[Stored entries]
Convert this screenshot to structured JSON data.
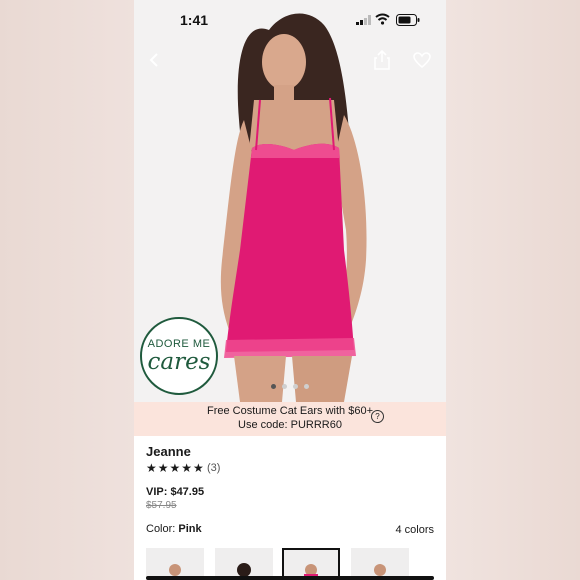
{
  "status": {
    "time": "1:41"
  },
  "nav": {
    "back_icon": "chevron-left-icon",
    "share_icon": "share-icon",
    "fav_icon": "heart-icon"
  },
  "badge": {
    "line1": "ADORE ME",
    "line2": "cares"
  },
  "gallery": {
    "dot_count": 4,
    "active_index": 0
  },
  "promo": {
    "line1": "Free Costume Cat Ears with $60+",
    "line2": "Use code: PURRR60",
    "help": "?"
  },
  "product": {
    "name": "Jeanne",
    "stars": "★★★★★",
    "rating": 5,
    "review_count": "(3)",
    "vip_price": "VIP: $47.95",
    "original_price": "$57.95",
    "color_label": "Color: ",
    "color_value": "Pink",
    "colors_count": "4 colors"
  },
  "colors": {
    "accent": "#e0166f",
    "badge_green": "#1f5a3d",
    "promo_bg": "#fbe4dc"
  }
}
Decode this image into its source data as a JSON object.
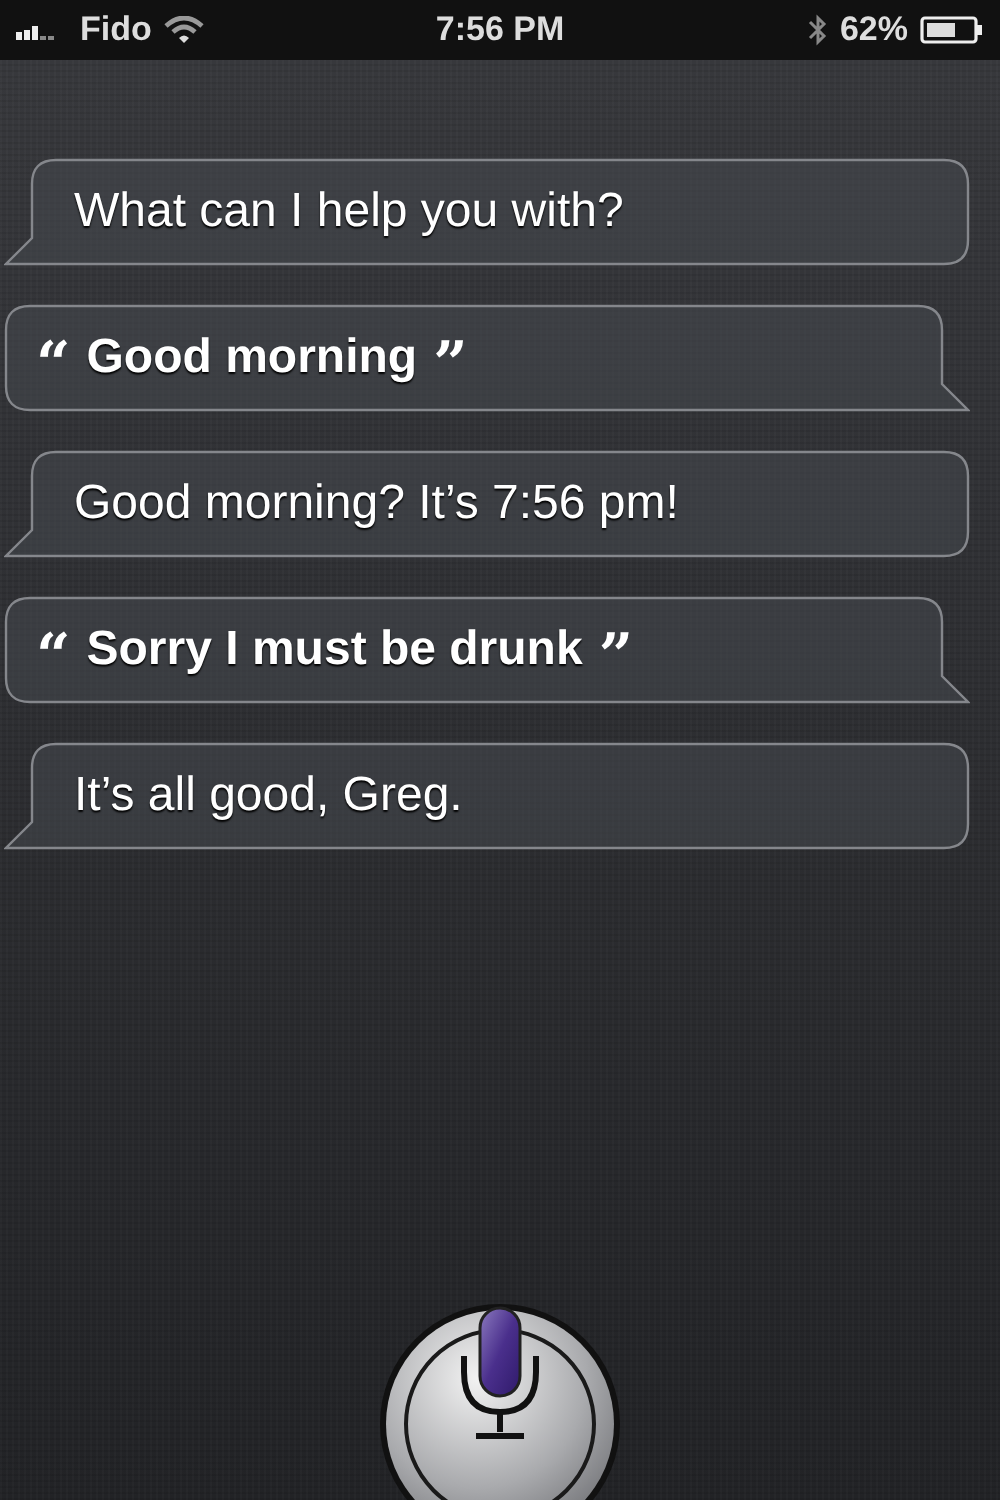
{
  "status_bar": {
    "carrier": "Fido",
    "time": "7:56 PM",
    "battery": "62%"
  },
  "messages": [
    {
      "kind": "siri",
      "text": "What can I help you with?"
    },
    {
      "kind": "user",
      "open_quote": "“",
      "text": "Good morning",
      "close_quote": "”"
    },
    {
      "kind": "siri",
      "text": "Good morning? It’s 7:56 pm!"
    },
    {
      "kind": "user",
      "open_quote": "“",
      "text": "Sorry I must be drunk",
      "close_quote": "”"
    },
    {
      "kind": "siri",
      "text": "It’s all good, Greg."
    }
  ]
}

__CHALLENGE__:
Copy out each record shown above without alteration, skipping any picture.

__OUTPUT FOR THIS EXERCISE__:
Convert this screenshot to structured JSON data.
{
  "status": {
    "time": "1:41"
  },
  "nav": {
    "back_icon": "chevron-left-icon",
    "share_icon": "share-icon",
    "fav_icon": "heart-icon"
  },
  "badge": {
    "line1": "ADORE ME",
    "line2": "cares"
  },
  "gallery": {
    "dot_count": 4,
    "active_index": 0
  },
  "promo": {
    "line1": "Free Costume Cat Ears with $60+",
    "line2": "Use code: PURRR60",
    "help": "?"
  },
  "product": {
    "name": "Jeanne",
    "stars": "★★★★★",
    "rating": 5,
    "review_count": "(3)",
    "vip_price": "VIP: $47.95",
    "original_price": "$57.95",
    "color_label": "Color: ",
    "color_value": "Pink",
    "colors_count": "4 colors"
  },
  "colors": {
    "accent": "#e0166f",
    "badge_green": "#1f5a3d",
    "promo_bg": "#fbe4dc"
  }
}
Decode this image into its source data as a JSON object.
{
  "status_bar": {
    "carrier": "Fido",
    "time": "7:56 PM",
    "battery": "62%"
  },
  "messages": [
    {
      "kind": "siri",
      "text": "What can I help you with?"
    },
    {
      "kind": "user",
      "open_quote": "“",
      "text": "Good morning",
      "close_quote": "”"
    },
    {
      "kind": "siri",
      "text": "Good morning? It’s 7:56 pm!"
    },
    {
      "kind": "user",
      "open_quote": "“",
      "text": "Sorry I must be drunk",
      "close_quote": "”"
    },
    {
      "kind": "siri",
      "text": "It’s all good, Greg."
    }
  ]
}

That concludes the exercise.